__STATED PROBLEM__.
Quote every line as written. Omit pictures.

__EXTRACTED MATERIAL__.

===============

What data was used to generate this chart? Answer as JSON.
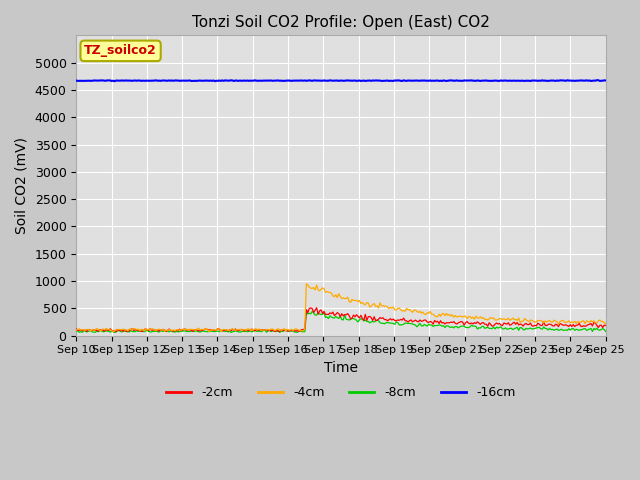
{
  "title": "Tonzi Soil CO2 Profile: Open (East) CO2",
  "xlabel": "Time",
  "ylabel": "Soil CO2 (mV)",
  "ylim": [
    0,
    5500
  ],
  "yticks": [
    0,
    500,
    1000,
    1500,
    2000,
    2500,
    3000,
    3500,
    4000,
    4500,
    5000
  ],
  "fig_facecolor": "#c8c8c8",
  "plot_bg_color": "#e0e0e0",
  "legend_label": "TZ_soilco2",
  "legend_box_color": "#ffff99",
  "legend_box_edge": "#aaaa00",
  "series_labels": [
    "-2cm",
    "-4cm",
    "-8cm",
    "-16cm"
  ],
  "series_colors": [
    "#ff0000",
    "#ffaa00",
    "#00cc00",
    "#0000ff"
  ],
  "n_points": 360,
  "spike_index": 156,
  "base_2cm": 100,
  "base_4cm": 110,
  "base_8cm": 80,
  "base_16cm": 4670,
  "spike_peak_2cm": 480,
  "spike_peak_4cm": 950,
  "spike_peak_8cm": 430,
  "decay_tau": 60,
  "post_level_2cm": 180,
  "post_level_4cm": 220,
  "post_level_8cm": 100,
  "noise_amp": 18,
  "xtick_labels": [
    "Sep 10",
    "Sep 11",
    "Sep 12",
    "Sep 13",
    "Sep 14",
    "Sep 15",
    "Sep 16",
    "Sep 17",
    "Sep 18",
    "Sep 19",
    "Sep 20",
    "Sep 21",
    "Sep 22",
    "Sep 23",
    "Sep 24",
    "Sep 25"
  ],
  "figsize": [
    6.4,
    4.8
  ],
  "dpi": 100
}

===============

__WRITTEN RESPONSE__.
What data was used to generate this chart? Answer as JSON.
{
  "title": "Tonzi Soil CO2 Profile: Open (East) CO2",
  "xlabel": "Time",
  "ylabel": "Soil CO2 (mV)",
  "ylim": [
    0,
    5500
  ],
  "yticks": [
    0,
    500,
    1000,
    1500,
    2000,
    2500,
    3000,
    3500,
    4000,
    4500,
    5000
  ],
  "fig_facecolor": "#c8c8c8",
  "plot_bg_color": "#e0e0e0",
  "legend_label": "TZ_soilco2",
  "legend_box_color": "#ffff99",
  "legend_box_edge": "#aaaa00",
  "series_labels": [
    "-2cm",
    "-4cm",
    "-8cm",
    "-16cm"
  ],
  "series_colors": [
    "#ff0000",
    "#ffaa00",
    "#00cc00",
    "#0000ff"
  ],
  "n_points": 360,
  "spike_index": 156,
  "base_2cm": 100,
  "base_4cm": 110,
  "base_8cm": 80,
  "base_16cm": 4670,
  "spike_peak_2cm": 480,
  "spike_peak_4cm": 950,
  "spike_peak_8cm": 430,
  "decay_tau": 60,
  "post_level_2cm": 180,
  "post_level_4cm": 220,
  "post_level_8cm": 100,
  "noise_amp": 18,
  "xtick_labels": [
    "Sep 10",
    "Sep 11",
    "Sep 12",
    "Sep 13",
    "Sep 14",
    "Sep 15",
    "Sep 16",
    "Sep 17",
    "Sep 18",
    "Sep 19",
    "Sep 20",
    "Sep 21",
    "Sep 22",
    "Sep 23",
    "Sep 24",
    "Sep 25"
  ],
  "figsize": [
    6.4,
    4.8
  ],
  "dpi": 100
}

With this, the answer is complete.